SET TASK
Can you find the lines of the listing that include "offrir" and copy every one?

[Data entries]

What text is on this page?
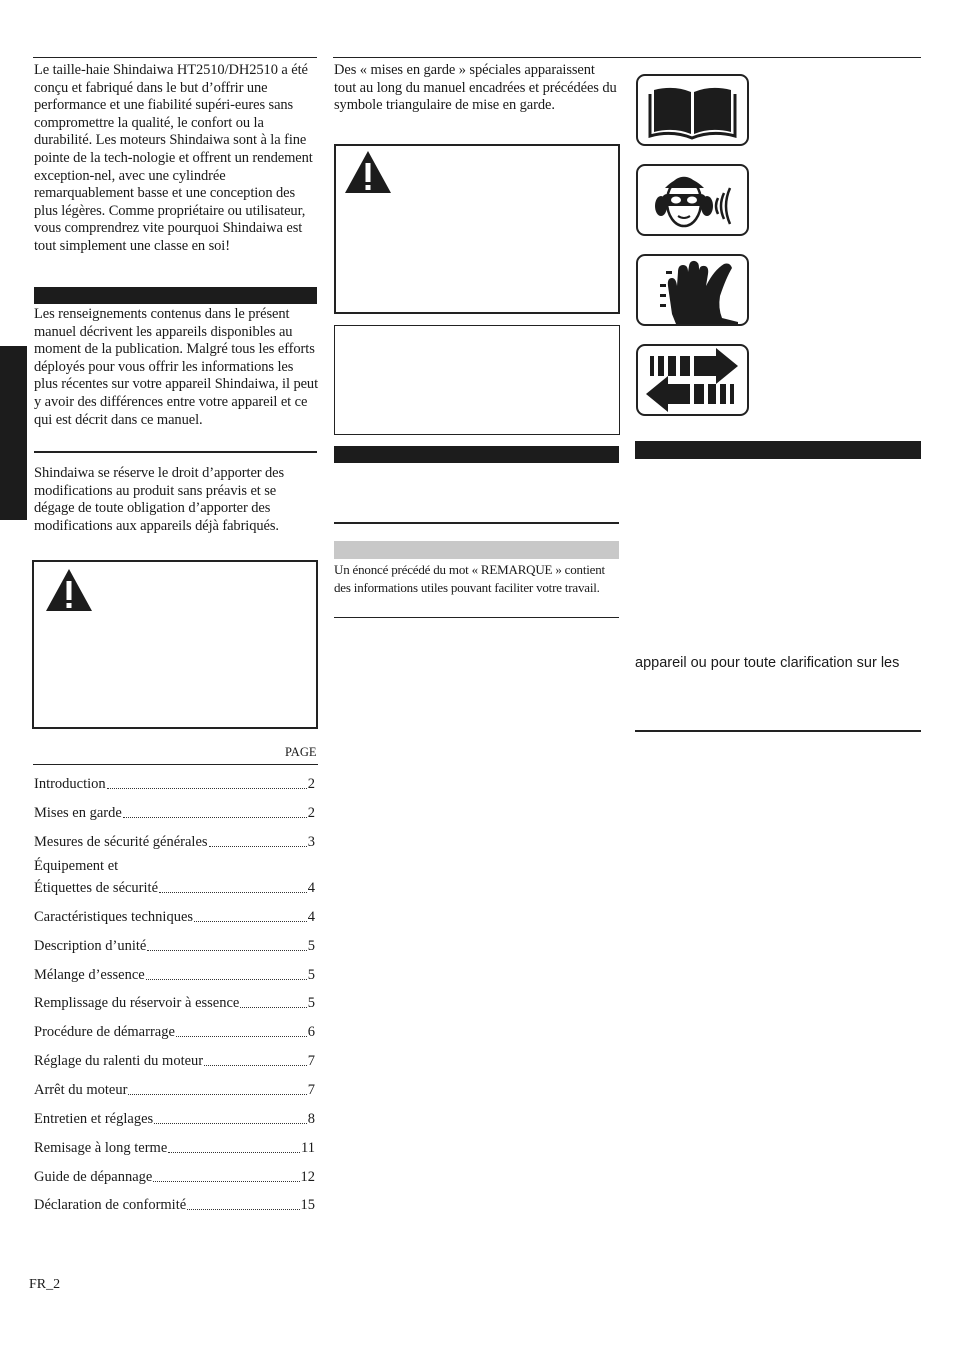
Le taille-haie Shindaiwa HT2510/DH2510 a été conçu et fabriqué dans le but d’offrir une performance et une fiabilité supéri-eures sans compromettre la qualité, le confort ou la durabilité. Les moteurs Shindaiwa sont à la fine pointe de la tech-nologie et offrent un rendement exception-nel, avec une cylindrée remarquablement basse et une conception des plus légères. Comme propriétaire ou utilisateur, vous comprendrez vite pourquoi Shindaiwa est tout simplement une classe en soi!

Les renseignements contenus dans le présent manuel décrivent les appareils disponibles au moment de la publication. Malgré tous les efforts déployés pour vous offrir les informations les plus récentes sur votre appareil Shindaiwa, il peut y avoir des différences entre votre appareil et ce qui est décrit dans ce manuel.

Shindaiwa se réserve le droit d’apporter des modifications au produit sans préavis et se dégage de toute obligation d’apporter des modifications aux appareils déjà fabriqués.

PAGE
Introduction	2
Mises en garde	2
Mesures de sécurité générales	3
Équipement et
Étiquettes de sécurité	4
Caractéristiques techniques	4
Description d’unité	5
Mélange d’essence	5
Remplissage du réservoir à essence	5
Procédure de démarrage	6
Réglage du ralenti du moteur	7
Arrêt du moteur	7
Entretien et réglages	8
Remisage à long terme	11
Guide de dépannage	12
Déclaration de conformité	15

Des « mises en garde » spéciales apparaissent tout au long du manuel encadrées et précédées du symbole triangulaire de mise en garde.

Un énoncé précédé du mot « REMARQUE » contient des informations utiles pouvant faciliter votre travail.

appareil ou pour toute clarification sur les
FR_2
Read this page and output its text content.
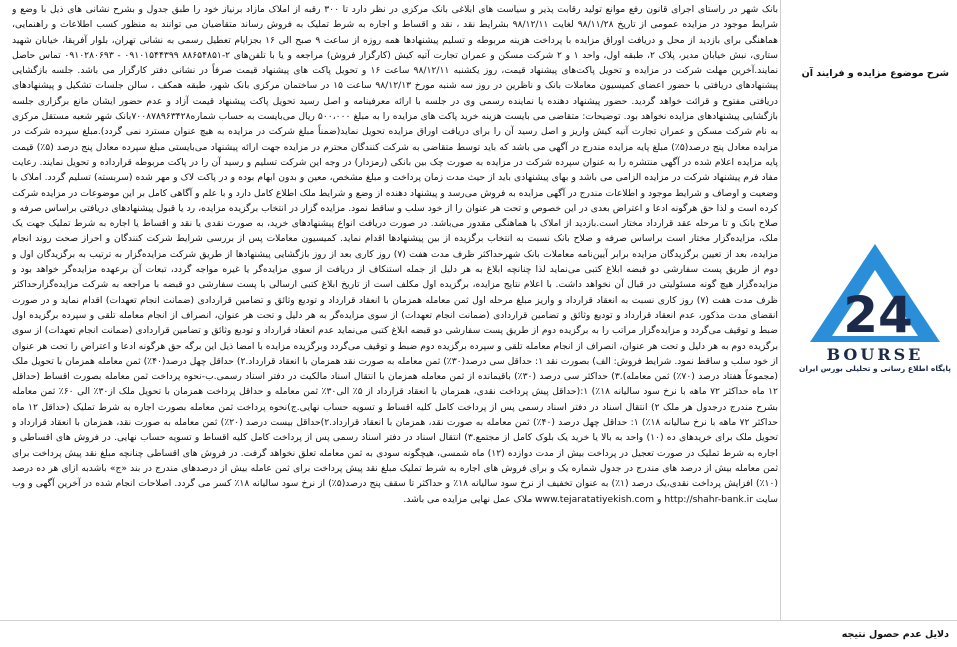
بانک شهر در راستای اجرای قانون رفع موانع تولید رقابت پذیر و سیاست های ابلاغی بانک مرکزی در نظر دارد تا ۳۰۰ رقبه از املاک مازاد برنیاز خود را طبق جدول و بشرح نشانی های ذیل با وضع و شرایط موجود در مزایده عمومی از تاریخ ۹۸/۱۱/۲۸ لغایت ۹۸/۱۲/۱۱ بشرایط نقد ، نقد و اقساط و اجاره به شرط تملیک به فروش رساند متقاضیان می توانند به منظور کسب اطلاعات و راهنمایی، هماهنگی برای بازدید از محل و دریافت اوراق مزایده با پرداخت هزینه مربوطه و تسلیم پیشنهادها همه روزه از ساعت ۹ صبح الی ۱۶ بجزایام تعطیل رسمی به نشانی تهران، بلوار آفریقا، خیابان شهید ستاری، نبش خیابان مدیر، پلاک ۲، طبقه اول، واحد ۱ و ۲ شرکت مسکن و عمران تجارت آتیه کیش (کارگزار فروش) مراجعه و یا با تلفن‌های ۲-۸۸۶۵۴۸۵۱ ۰۹۱۰۱۵۴۴۳۹۹ - ۰۹۱۰۲۸۰۶۹۳ تماس حاصل نمایند.آخرین مهلت شرکت در مزایده و تحویل پاکت‌های پیشنهاد قیمت، روز یکشنبه ۹۸/۱۲/۱۱ ساعت ۱۶ و تحویل پاکت های پیشنهاد قیمت صرفاً در نشانی دفتر کارگزار می باشد. جلسه بازگشایی پیشنهادهای دریافتی با حضور اعضای کمیسیون معاملات بانک و ناظرین در روز سه شنبه مورخ ۹۸/۱۲/۱۳ ساعت ۱۵ در ساختمان مرکزی بانک شهر، طبقه همکف ، سالن جلسات تشکیل و پیشنهادهای دریافتی مفتوح و قرائت خواهد گردید. حضور پیشنهاد دهنده یا نماینده رسمی وی در جلسه با ارائه معرفینامه و اصل رسید تحویل پاکت پیشنهاد قیمت آزاد و عدم حضور ایشان مانع برگزاری جلسه بازگشایی پیشنهادهای مزایده نخواهد بود. توضیحات: متقاضی می بایست هزینه خرید پاکت های مزایده را به مبلغ ۵۰۰،۰۰۰ ریال می‌بایست به حساب شماره۷۰۰۸۷۸۹۶۳۴۲۸بانک شهر شعبه مستقل مرکزی به نام شرکت مسکن و عمران تجارت آتیه کیش واریز و اصل رسید آن را برای دریافت اوراق مزایده تحویل نماید(ضمناً مبلغ شرکت در مزایده به هیچ عنوان مسترد نمی گردد).مبلغ سپرده شرکت در مزایده معادل پنج درصد(۵٪) مبلغ پایه مزایده مندرج در آگهی می باشد که باید توسط متقاضی به شرکت کنندگان محترم در مزایده جهت ارائه پیشنهاد می‌بایستی مبلغ سپرده معادل پنج درصد (۵٪) قیمت پایه مزایده اعلام شده در آگهی منتشره را به عنوان سپرده شرکت در مزایده به صورت چک بین بانکی (رمزدار) در وجه این شرکت تسلیم و رسید آن را در پاکت مربوطه قرارداده و تحویل نمایند. رعایت مفاد فرم پیشنهاد شرکت در مزایده الزامی می باشد و بهای پیشنهادی باید از حیث مدت زمان پرداخت و مبلغ مشخص، معین و بدون ابهام بوده و در پاکت لاک و مهر شده (سربسته) تسلیم گردد. املاک با وضعیت و اوصاف و شرایط موجود و اطلاعات مندرج در آگهی مزایده به فروش می‌رسد و پیشنهاد دهنده از وضع و شرایط ملک اطلاع کامل دارد و با علم و آگاهی کامل بر این موضوعات در مزایده شرکت کرده است و لذا حق هرگونه ادعا و اعتراض بعدی در این خصوص و تحت هر عنوان را از خود سلب و ساقط نمود. مزایده گزار در انتخاب برگزیده مزایده، رد یا قبول پیشنهادهای دریافتی براساس صرفه و صلاح بانک و تا مرحله عقد قرارداد مختار است.بازدید از املاک با هماهنگی مقدور می‌باشد. در صورت دریافت انواع پیشنهادهای خرید، به صورت نقدی یا نقد و اقساط یا اجاره به شرط تملیک جهت یک ملک، مزایده‌گزار مختار است براساس صرفه و صلاح بانک نسبت به انتخاب برگزیده از بین پیشنهادها اقدام نماید. کمیسیون معاملات پس از بررسی شرایط شرکت کنندگان و احراز صحت روند انجام مزایده، بعد از تعیین برگزیدگان مزایده برابر آیین‌نامه معاملات بانک شهرحداکثر ظرف مدت هفت (۷) روز کاری بعد از روز بازگشایی پیشنهادها از طریق شرکت مزایده‌گزار به ترتیب به برگزیدگان اول و دوم از طریق پست سفارشی دو قبضه ابلاغ کتبی می‌نماید لذا چنانچه ابلاغ به هر دلیل از جمله استنکاف از دریافت از سوی مزایده‌گر یا غیره مواجه گردد، تبعات آن برعهده مزایده‌گر خواهد بود و مزایده‌گزار هیچ گونه مسئولیتی در قبال آن نخواهد داشت. با اعلام نتایج مزایده، برگزیده اول مکلف است از تاریخ ابلاغ کتبی ارسالی با پست سفارشی دو قبضه با مراجعه به شرکت مزایده‌گزارحداکثر ظرف مدت هفت (۷) روز کاری نسبت به انعقاد قرارداد و واریز مبلغ مرحله اول ثمن معامله همزمان با انعقاد قرارداد و تودیع وثائق و تضامین قراردادی (ضمانت انجام تعهدات) اقدام نماید و در صورت انقضای مدت مذکور، عدم انعقاد قرارداد و تودیع وثائق و تضامین قراردادی (ضمانت انجام تعهدات) از سوی مزایده‌گر به هر دلیل و تحت هر عنوان، انصراف از انجام معامله تلقی و سپرده برگزیده اول ضبط و توقیف می‌گردد و مزایده‌گزار مراتب را به برگزیده دوم از طریق پست سفارشی دو قبضه ابلاغ کتبی می‌نماید عدم انعقاد قرارداد و تودیع وثائق و تضامین قراردادی (ضمانت انجام تعهدات) از سوی برگزیده دوم به هر دلیل و تحت هر عنوان، انصراف از انجام معامله تلقی و سپرده برگزیده دوم ضبط و توقیف می‌گردد وبرگزیده مزایده با امضا ذیل این برگه حق هرگونه ادعا و اعتراض را تحت هر عنوان از خود سلب و ساقط نمود. شرایط فروش: الف) بصورت نقد ۱: حداقل سی درصد(۳۰٪) ثمن معامله به صورت نقد همزمان با انعقاد قرارداد.۲) حداقل چهل درصد(۴۰٪) ثمن معامله همزمان با تحویل ملک (مجموعاً هفتاد درصد (۷۰٪) ثمن معامله).۳) حداکثر سی درصد (۳۰٪) باقیمانده از ثمن معامله همزمان با انتقال اسناد مالکیت در دفتر اسناد رسمی.ب-نحوه پرداخت ثمن معامله بصورت اقساط (حداقل ۱۲ ماه حداکثر ۷۲ ماهه با نرخ سود سالیانه ۱۸٪) ۱:(حداقل پیش پرداخت نقدی، همزمان با انعقاد قرارداد از ۵٪ الی۳۰٪ ثمن معامله و حداقل پرداخت همزمان با تحویل ملک از۳۰٪ الی ۶۰٪ ثمن معامله بشرح مندرج درجدول هر ملک ۲) انتقال اسناد در دفتر اسناد رسمی پس از پرداخت کامل کلیه اقساط و تسویه حساب نهایی.ج)نحوه پرداخت ثمن معامله بصورت اجاره به شرط تملیک (حداقل ۱۲ ماه حداکثر ۷۲ ماهه با نرخ سالیانه ۱۸٪) ۱: حداقل چهل درصد (۴۰٪) ثمن معامله به صورت نقد، همزمان با انعقاد قرارداد.۲)حداقل بیست درصد (۲۰٪) ثمن معامله به صورت نقد، همزمان با انعقاد قرارداد و تحویل ملک برای خریدهای ده (۱۰) واحد به بالا یا خرید یک بلوک کامل از مجتمع.۳) انتقال اسناد در دفتر اسناد رسمی پس از پرداخت کامل کلیه اقساط و تسویه حساب نهایی. در فروش های اقساطی و اجاره به شرط تملیک در صورت تعجیل در پرداخت بیش از مدت دوازده (۱۲) ماه شمسی، هیچگونه سودی به ثمن معامله تعلق نخواهد گرفت. در فروش های اقساطی چنانچه مبلغ نقد پیش پرداخت برای ثمن معامله بیش از درصد های مندرج در جدول شماره یک و برای فروش های اجاره به شرط تملیک مبلغ نقد پیش پرداخت برای ثمن عامله بیش از درصدهای مندرج در بند «ج» باشدبه ازای هر ده درصد (۱۰٪) افزایش پرداخت نقدی،یک درصد (۱٪) به عنوان تخفیف از نرخ سود سالیانه ۱۸٪ و حداکثر تا سقف پنج درصد(۵٪) از نرخ سود سالیانه ۱۸٪ کسر می گردد. اصلاحات انجام شده در آخرین آگهی و وب سایت http://shahr-bank.ir و www.tejaratatiyekish.com ملاک عمل نهایی مزایده می باشد.

شرح موضوع مزایده و فرایند آن
24
BOURSE
پایگاه اطلاع رسانی و تحلیلی بورس ایران
دلایل عدم حصول نتیجه
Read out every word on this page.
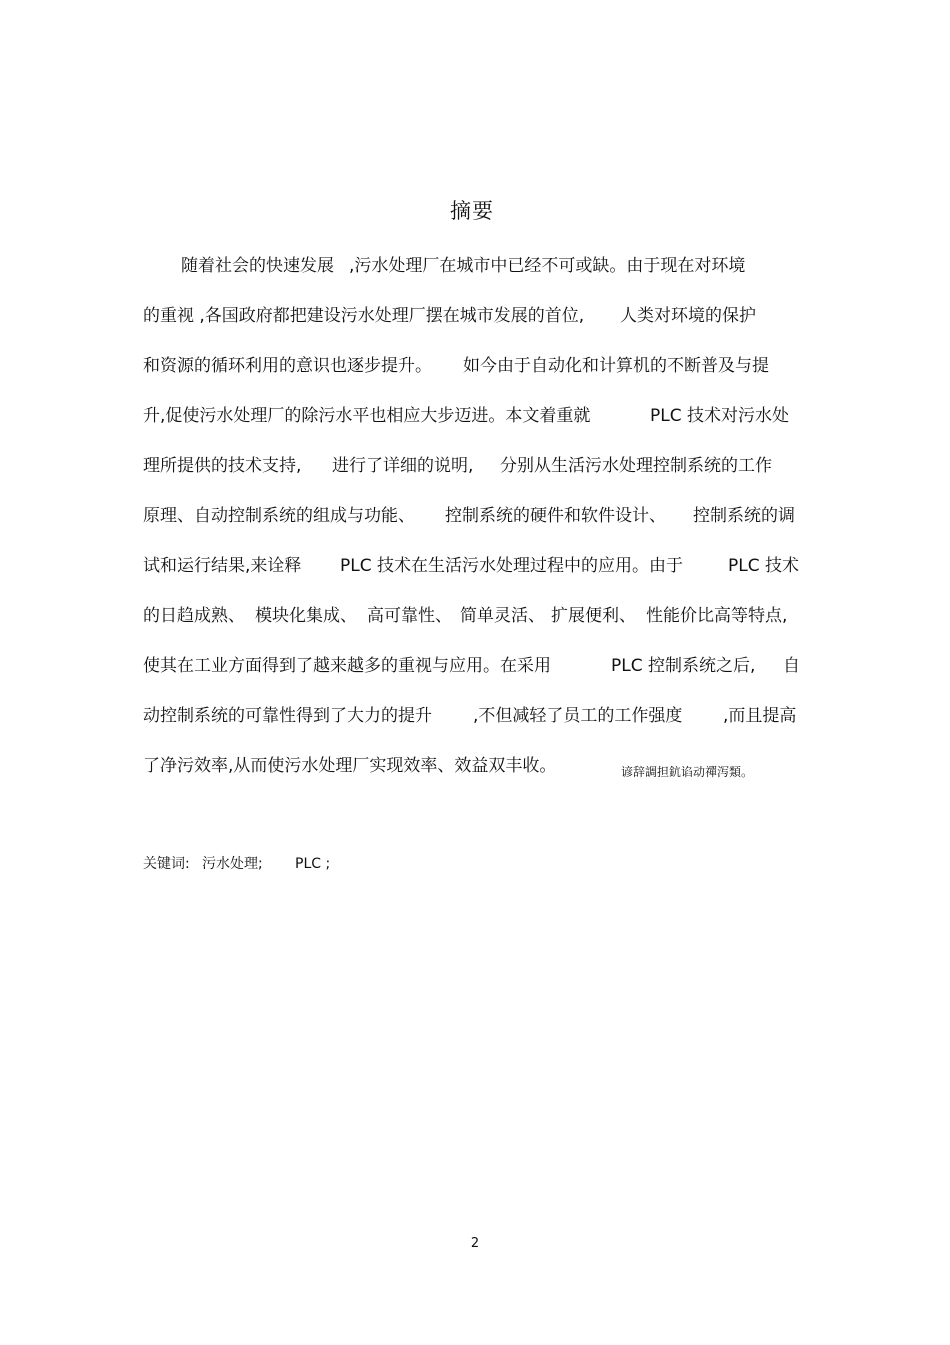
摘要
随着社会的快速发展 ,污水处理厂在城市中已经不可或缺。由于现在对环境
的重视 ,各国政府都把建设污水处理厂摆在城市发展的首位, 人类对环境的保护
和资源的循环利用的意识也逐步提升。 如今由于自动化和计算机的不断普及与提
升,促使污水处理厂的除污水平也相应大步迈进。本文着重就	PLC 技术对污水处
理所提供的技术支持, 进行了详细的说明, 分别从生活污水处理控制系统的工作
原理、自动控制系统的组成与功能、 控制系统的硬件和软件设计、 控制系统的调
试和运行结果,来诠释 PLC 技术在生活污水处理过程中的应用。由于	PLC 技术
的日趋成熟、 模块化集成、 高可靠性、 简单灵活、 扩展便利、 性能价比高等特点,
使其在工业方面得到了越来越多的重视与应用。在采用	PLC 控制系统之后, 自
动控制系统的可靠性得到了大力的提升 ,不但减轻了员工的工作强度 ,而且提高
了净污效率,从而使污水处理厂实现效率、效益双丰收。	谚辞調担鈧谄动禪泻類。
关键词: 污水处理; PLC ;
2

SOLUTION FOR THIS EXERCISE
Le taille-haie Shindaiwa HT2510/DH2510 a été conçu et fabriqué dans le but d’offrir une performance et une fiabilité supéri-eures sans compromettre la qualité, le confort ou la durabilité. Les moteurs Shindaiwa sont à la fine pointe de la tech-nologie et offrent un rendement exception-nel, avec une cylindrée remarquablement basse et une conception des plus légères. Comme propriétaire ou utilisateur, vous comprendrez vite pourquoi Shindaiwa est tout simplement une classe en soi!
Les renseignements contenus dans le présent manuel décrivent les appareils disponibles au moment de la publication. Malgré tous les efforts déployés pour vous offrir les informations les plus récentes sur votre appareil Shindaiwa, il peut y avoir des différences entre votre appareil et ce qui est décrit dans ce manuel.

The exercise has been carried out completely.